**What is asked**:
Write out each line of the listing as it stands, without the images.

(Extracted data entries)
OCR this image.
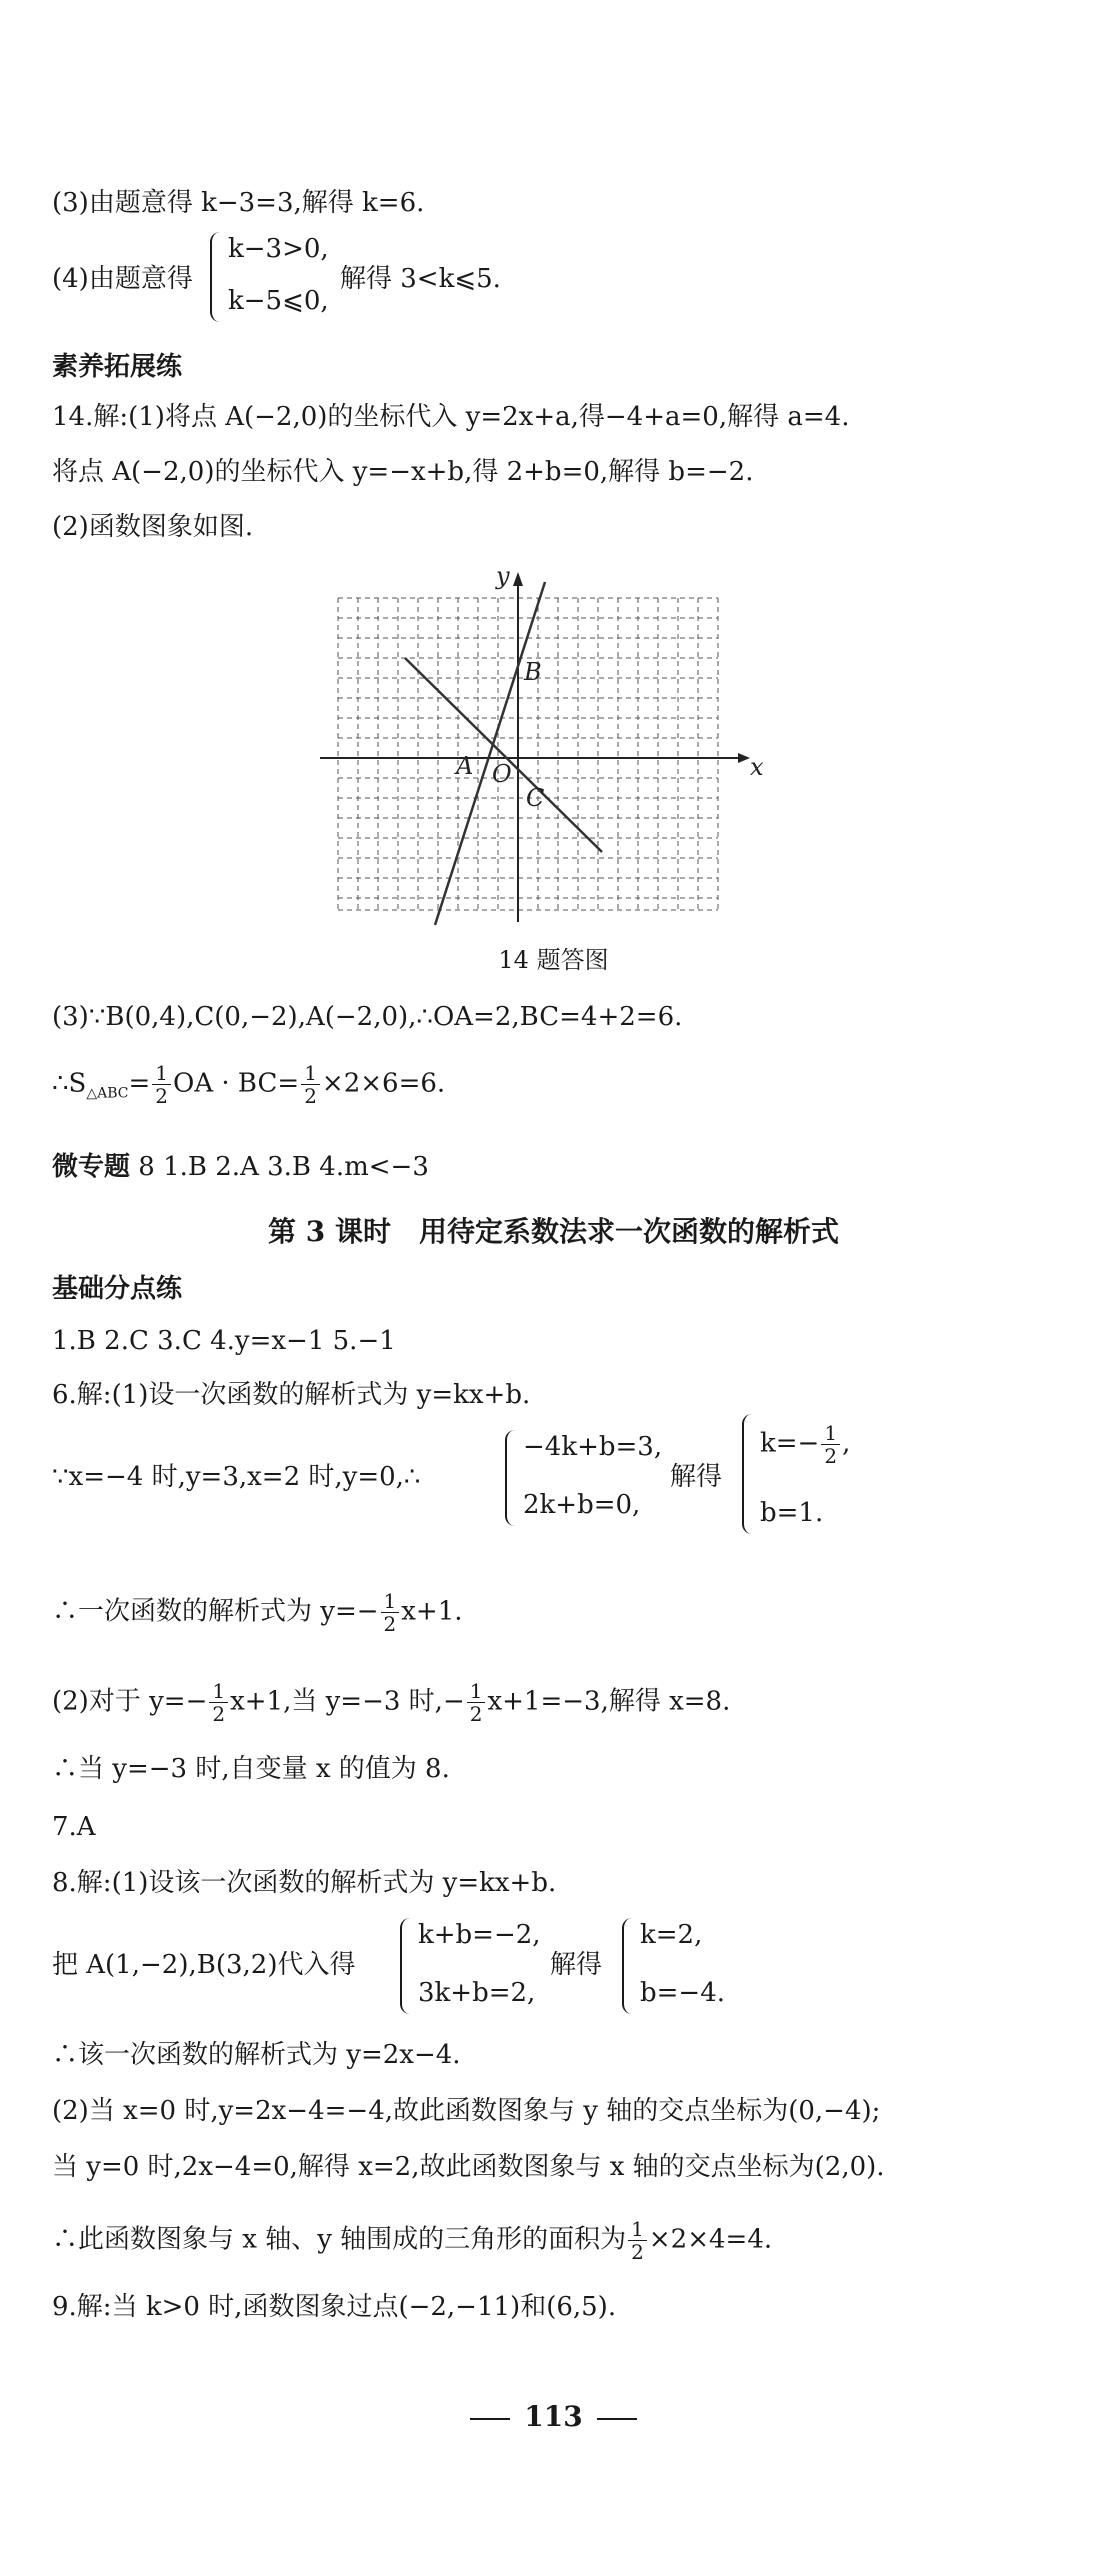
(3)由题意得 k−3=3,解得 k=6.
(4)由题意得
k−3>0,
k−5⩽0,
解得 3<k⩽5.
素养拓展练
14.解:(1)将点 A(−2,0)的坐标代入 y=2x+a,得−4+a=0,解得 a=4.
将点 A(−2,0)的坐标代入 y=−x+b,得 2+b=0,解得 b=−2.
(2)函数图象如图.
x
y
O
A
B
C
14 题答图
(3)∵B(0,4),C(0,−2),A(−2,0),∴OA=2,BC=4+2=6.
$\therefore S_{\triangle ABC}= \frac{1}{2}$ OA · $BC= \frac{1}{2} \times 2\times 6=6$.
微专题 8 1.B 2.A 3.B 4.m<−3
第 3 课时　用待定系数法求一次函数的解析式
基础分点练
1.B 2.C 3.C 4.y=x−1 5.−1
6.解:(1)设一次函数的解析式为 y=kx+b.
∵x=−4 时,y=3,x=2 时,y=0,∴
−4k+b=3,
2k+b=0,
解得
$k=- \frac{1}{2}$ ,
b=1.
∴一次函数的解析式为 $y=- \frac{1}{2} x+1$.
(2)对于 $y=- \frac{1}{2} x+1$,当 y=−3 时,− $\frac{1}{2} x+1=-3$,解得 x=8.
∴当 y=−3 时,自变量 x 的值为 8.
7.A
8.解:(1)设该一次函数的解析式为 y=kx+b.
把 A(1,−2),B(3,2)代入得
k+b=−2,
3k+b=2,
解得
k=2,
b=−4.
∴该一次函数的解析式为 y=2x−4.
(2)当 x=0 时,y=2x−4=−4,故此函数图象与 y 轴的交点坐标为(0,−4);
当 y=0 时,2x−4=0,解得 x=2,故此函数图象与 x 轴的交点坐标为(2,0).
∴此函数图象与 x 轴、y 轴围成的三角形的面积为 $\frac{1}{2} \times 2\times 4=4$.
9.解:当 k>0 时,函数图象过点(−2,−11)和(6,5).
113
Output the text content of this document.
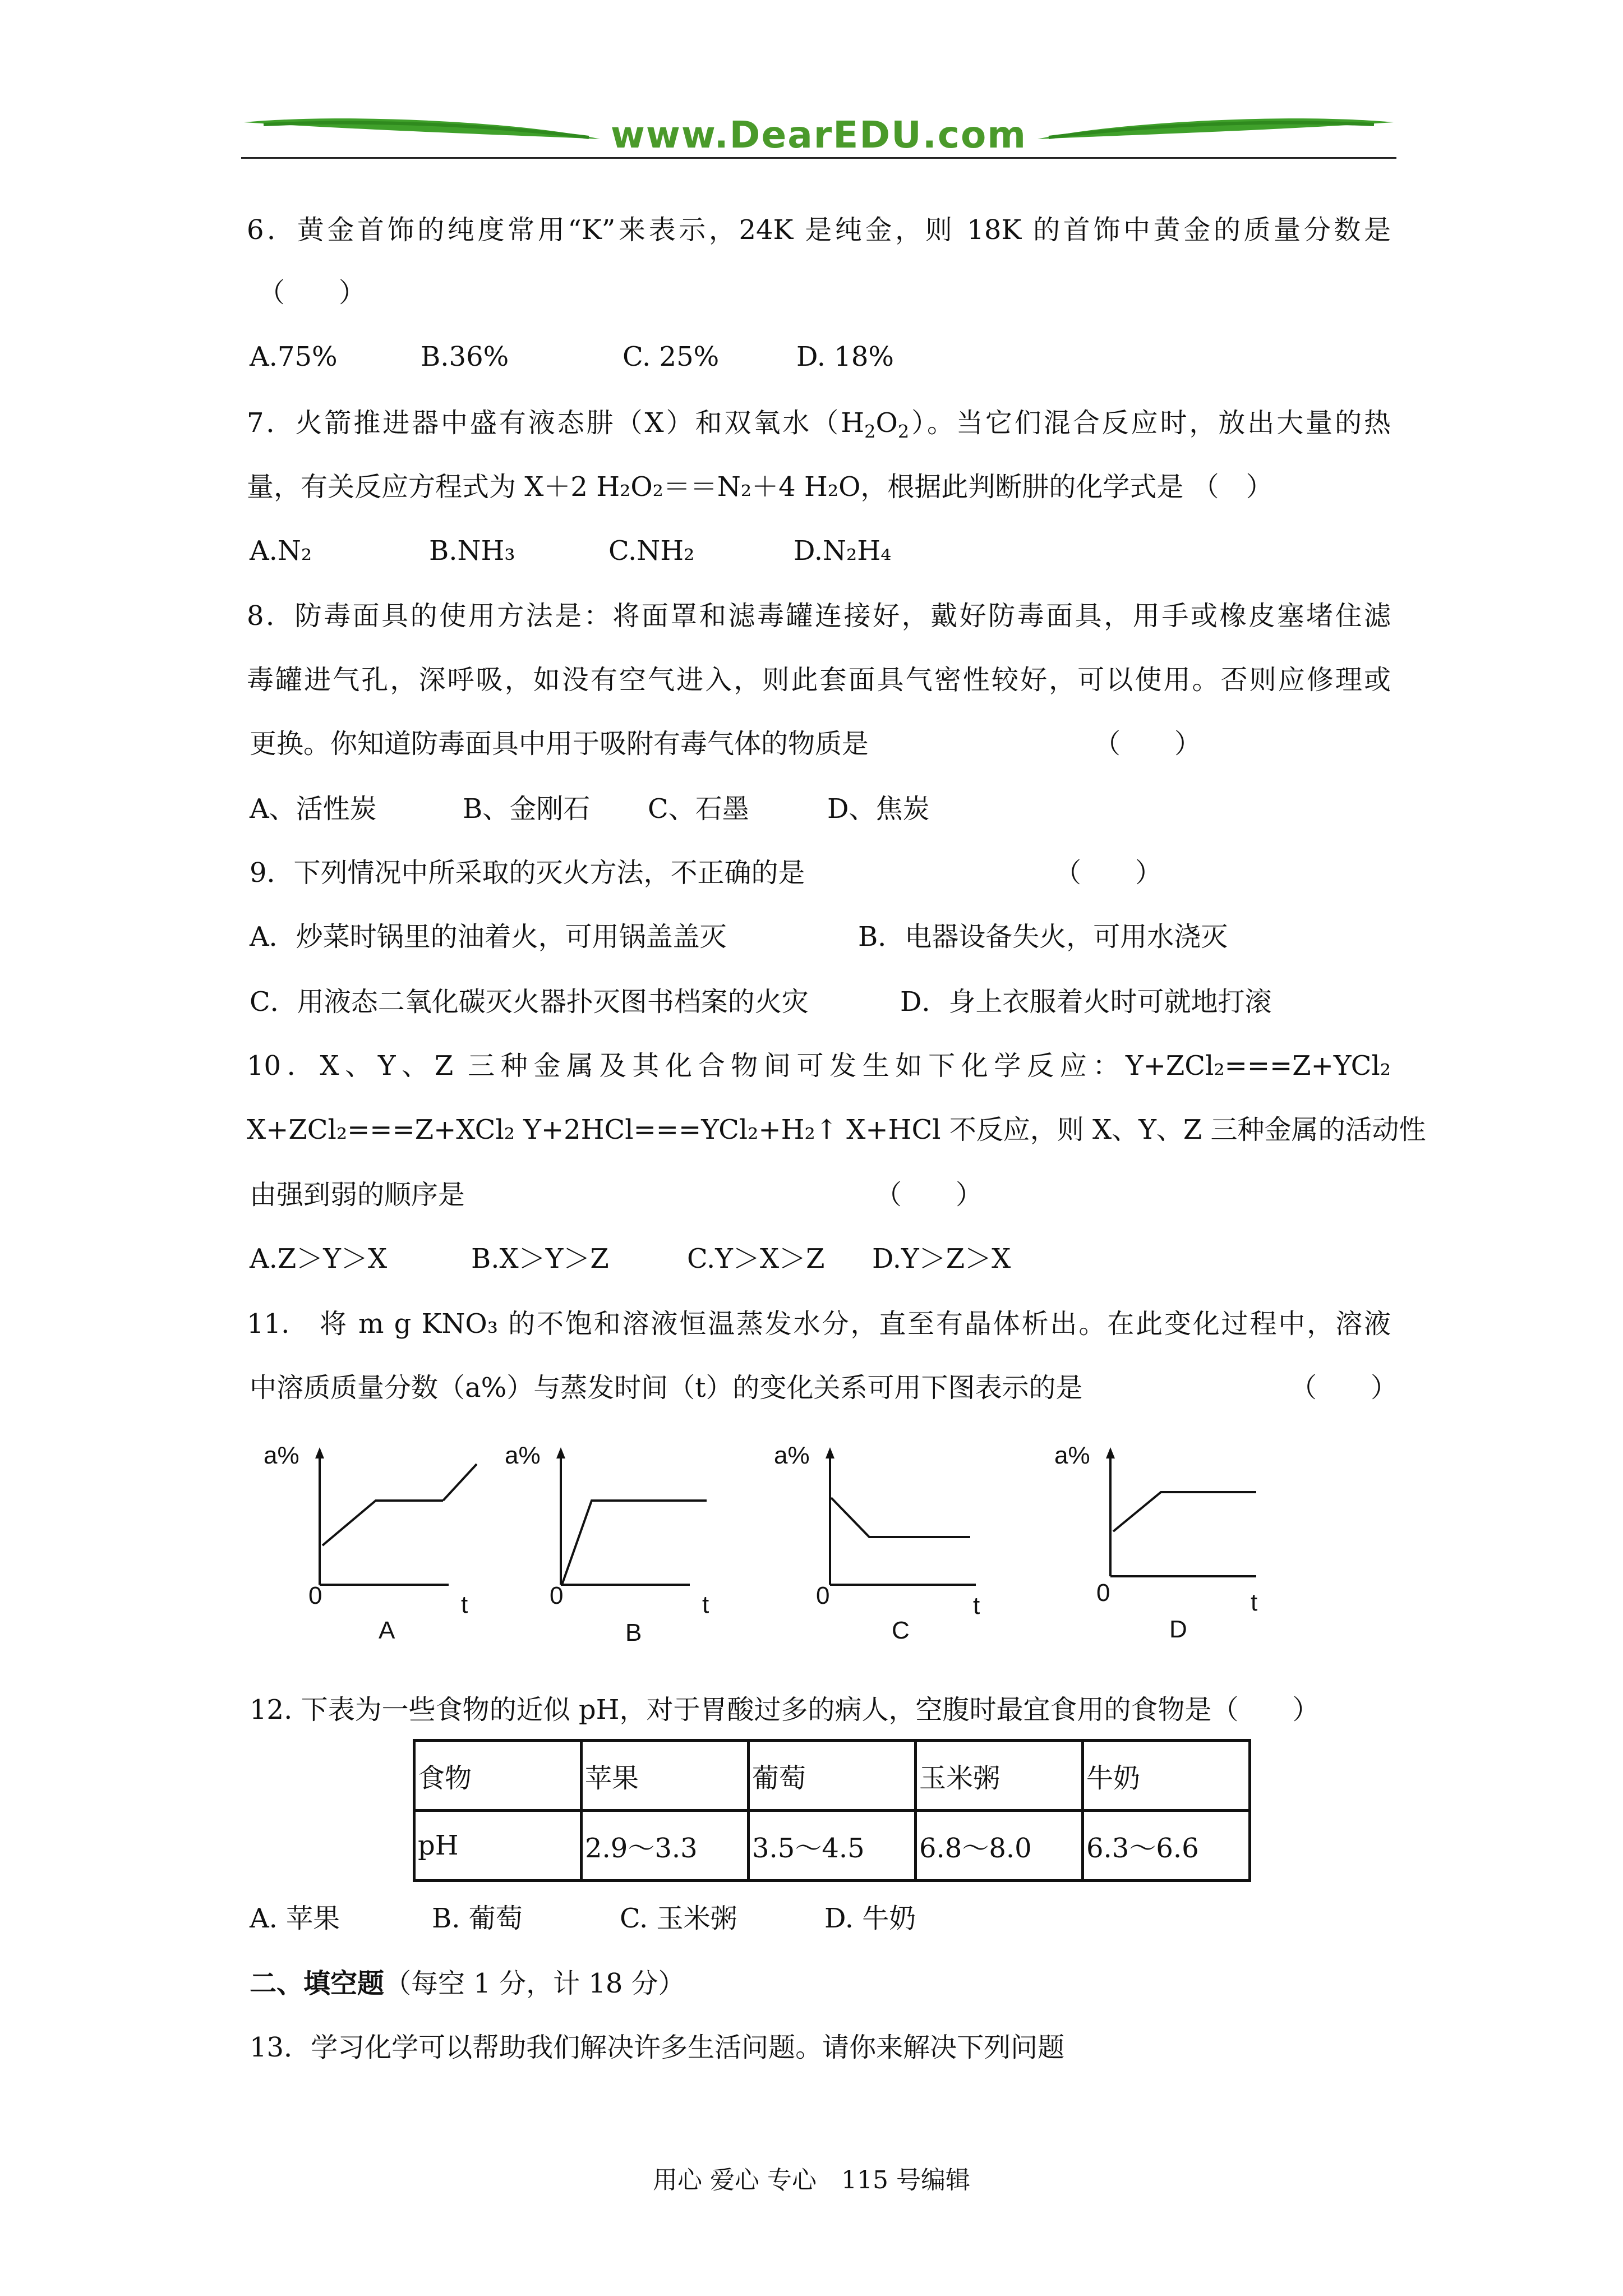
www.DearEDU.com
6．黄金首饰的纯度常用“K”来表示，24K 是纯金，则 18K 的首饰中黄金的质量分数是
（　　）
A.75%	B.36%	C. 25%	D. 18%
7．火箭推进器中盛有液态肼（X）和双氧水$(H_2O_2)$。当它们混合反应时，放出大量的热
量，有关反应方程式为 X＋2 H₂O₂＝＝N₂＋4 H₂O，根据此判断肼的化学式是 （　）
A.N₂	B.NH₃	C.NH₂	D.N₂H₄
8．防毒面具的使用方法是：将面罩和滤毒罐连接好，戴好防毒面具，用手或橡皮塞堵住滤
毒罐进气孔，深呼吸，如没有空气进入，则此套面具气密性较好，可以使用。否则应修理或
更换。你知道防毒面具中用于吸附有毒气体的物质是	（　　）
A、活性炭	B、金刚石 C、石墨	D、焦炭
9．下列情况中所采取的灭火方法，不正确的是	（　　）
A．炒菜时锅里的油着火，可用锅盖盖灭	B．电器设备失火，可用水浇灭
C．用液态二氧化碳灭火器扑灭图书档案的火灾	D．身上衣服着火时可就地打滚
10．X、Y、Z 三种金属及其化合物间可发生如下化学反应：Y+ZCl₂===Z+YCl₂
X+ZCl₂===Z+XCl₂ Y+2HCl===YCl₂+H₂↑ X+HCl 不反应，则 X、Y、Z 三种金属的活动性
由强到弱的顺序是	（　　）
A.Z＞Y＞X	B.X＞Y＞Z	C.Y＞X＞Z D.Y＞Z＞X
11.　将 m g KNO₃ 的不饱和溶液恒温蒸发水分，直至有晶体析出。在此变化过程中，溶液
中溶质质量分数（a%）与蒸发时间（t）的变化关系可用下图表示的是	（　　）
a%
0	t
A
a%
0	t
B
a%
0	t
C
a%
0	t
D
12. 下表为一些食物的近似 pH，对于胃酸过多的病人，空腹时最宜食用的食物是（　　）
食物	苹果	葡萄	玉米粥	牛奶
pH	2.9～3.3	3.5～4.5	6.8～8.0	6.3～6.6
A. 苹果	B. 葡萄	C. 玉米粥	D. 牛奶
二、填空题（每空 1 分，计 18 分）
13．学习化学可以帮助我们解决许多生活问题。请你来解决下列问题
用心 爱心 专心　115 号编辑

**Solution**:
OCR this image.
(3)由题意得 k−3=3,解得 k=6.
(4)由题意得
k−3>0,
k−5⩽0,
解得 3<k⩽5.
素养拓展练
14.解:(1)将点 A(−2,0)的坐标代入 y=2x+a,得−4+a=0,解得 a=4.
将点 A(−2,0)的坐标代入 y=−x+b,得 2+b=0,解得 b=−2.
(2)函数图象如图.
x
y
O
A
B
C
14 题答图
(3)∵B(0,4),C(0,−2),A(−2,0),∴OA=2,BC=4+2=6.
$\therefore S_{\triangle ABC}= \frac{1}{2}$ OA · $BC= \frac{1}{2} \times 2\times 6=6$.
微专题 8 1.B 2.A 3.B 4.m<−3
第 3 课时　用待定系数法求一次函数的解析式
基础分点练
1.B 2.C 3.C 4.y=x−1 5.−1
6.解:(1)设一次函数的解析式为 y=kx+b.
∵x=−4 时,y=3,x=2 时,y=0,∴
−4k+b=3,
2k+b=0,
解得
$k=- \frac{1}{2}$ ,
b=1.
∴一次函数的解析式为 $y=- \frac{1}{2} x+1$.
(2)对于 $y=- \frac{1}{2} x+1$,当 y=−3 时,− $\frac{1}{2} x+1=-3$,解得 x=8.
∴当 y=−3 时,自变量 x 的值为 8.
7.A
8.解:(1)设该一次函数的解析式为 y=kx+b.
把 A(1,−2),B(3,2)代入得
k+b=−2,
3k+b=2,
解得
k=2,
b=−4.
∴该一次函数的解析式为 y=2x−4.
(2)当 x=0 时,y=2x−4=−4,故此函数图象与 y 轴的交点坐标为(0,−4);
当 y=0 时,2x−4=0,解得 x=2,故此函数图象与 x 轴的交点坐标为(2,0).
∴此函数图象与 x 轴、y 轴围成的三角形的面积为 $\frac{1}{2} \times 2\times 4=4$.
9.解:当 k>0 时,函数图象过点(−2,−11)和(6,5).
113
Output the text content of this document.
www.DearEDU.com
6．黄金首饰的纯度常用“K”来表示，24K 是纯金，则 18K 的首饰中黄金的质量分数是
（　　）
A.75%	B.36%	C. 25%	D. 18%
7．火箭推进器中盛有液态肼（X）和双氧水$(H_2O_2)$。当它们混合反应时，放出大量的热
量，有关反应方程式为 X＋2 H₂O₂＝＝N₂＋4 H₂O，根据此判断肼的化学式是 （　）
A.N₂	B.NH₃	C.NH₂	D.N₂H₄
8．防毒面具的使用方法是：将面罩和滤毒罐连接好，戴好防毒面具，用手或橡皮塞堵住滤
毒罐进气孔，深呼吸，如没有空气进入，则此套面具气密性较好，可以使用。否则应修理或
更换。你知道防毒面具中用于吸附有毒气体的物质是	（　　）
A、活性炭	B、金刚石 C、石墨	D、焦炭
9．下列情况中所采取的灭火方法，不正确的是	（　　）
A．炒菜时锅里的油着火，可用锅盖盖灭	B．电器设备失火，可用水浇灭
C．用液态二氧化碳灭火器扑灭图书档案的火灾	D．身上衣服着火时可就地打滚
10．X、Y、Z 三种金属及其化合物间可发生如下化学反应：Y+ZCl₂===Z+YCl₂
X+ZCl₂===Z+XCl₂ Y+2HCl===YCl₂+H₂↑ X+HCl 不反应，则 X、Y、Z 三种金属的活动性
由强到弱的顺序是	（　　）
A.Z＞Y＞X	B.X＞Y＞Z	C.Y＞X＞Z D.Y＞Z＞X
11.　将 m g KNO₃ 的不饱和溶液恒温蒸发水分，直至有晶体析出。在此变化过程中，溶液
中溶质质量分数（a%）与蒸发时间（t）的变化关系可用下图表示的是	（　　）
a%
0	t
A
a%
0	t
B
a%
0	t
C
a%
0	t
D
12. 下表为一些食物的近似 pH，对于胃酸过多的病人，空腹时最宜食用的食物是（　　）
食物	苹果	葡萄	玉米粥	牛奶
pH	2.9～3.3	3.5～4.5	6.8～8.0	6.3～6.6
A. 苹果	B. 葡萄	C. 玉米粥	D. 牛奶
二、填空题（每空 1 分，计 18 分）
13．学习化学可以帮助我们解决许多生活问题。请你来解决下列问题
用心 爱心 专心　115 号编辑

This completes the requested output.